--- START Working data ---

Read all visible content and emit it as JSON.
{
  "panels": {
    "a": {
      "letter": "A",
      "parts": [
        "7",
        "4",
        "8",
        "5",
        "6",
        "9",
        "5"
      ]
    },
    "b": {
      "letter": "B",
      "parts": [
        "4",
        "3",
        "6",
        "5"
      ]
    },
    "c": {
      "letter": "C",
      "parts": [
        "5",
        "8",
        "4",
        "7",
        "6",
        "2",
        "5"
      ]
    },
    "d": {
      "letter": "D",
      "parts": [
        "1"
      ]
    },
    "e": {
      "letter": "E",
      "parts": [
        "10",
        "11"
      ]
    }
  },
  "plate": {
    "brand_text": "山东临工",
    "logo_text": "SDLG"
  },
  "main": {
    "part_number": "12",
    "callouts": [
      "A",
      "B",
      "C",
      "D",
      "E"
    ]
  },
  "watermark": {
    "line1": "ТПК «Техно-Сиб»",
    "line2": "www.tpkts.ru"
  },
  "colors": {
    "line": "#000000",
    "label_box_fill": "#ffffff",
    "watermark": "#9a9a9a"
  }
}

--- END Working data ---

What is being asked
Reproduce each entry word for word.

Answer to this exercise
Read all visible content and emit it as JSON.
{
  "panels": {
    "a": {
      "letter": "A",
      "parts": [
        "7",
        "4",
        "8",
        "5",
        "6",
        "9",
        "5"
      ]
    },
    "b": {
      "letter": "B",
      "parts": [
        "4",
        "3",
        "6",
        "5"
      ]
    },
    "c": {
      "letter": "C",
      "parts": [
        "5",
        "8",
        "4",
        "7",
        "6",
        "2",
        "5"
      ]
    },
    "d": {
      "letter": "D",
      "parts": [
        "1"
      ]
    },
    "e": {
      "letter": "E",
      "parts": [
        "10",
        "11"
      ]
    }
  },
  "plate": {
    "brand_text": "山东临工",
    "logo_text": "SDLG"
  },
  "main": {
    "part_number": "12",
    "callouts": [
      "A",
      "B",
      "C",
      "D",
      "E"
    ]
  },
  "watermark": {
    "line1": "ТПК «Техно-Сиб»",
    "line2": "www.tpkts.ru"
  },
  "colors": {
    "line": "#000000",
    "label_box_fill": "#ffffff",
    "watermark": "#9a9a9a"
  }
}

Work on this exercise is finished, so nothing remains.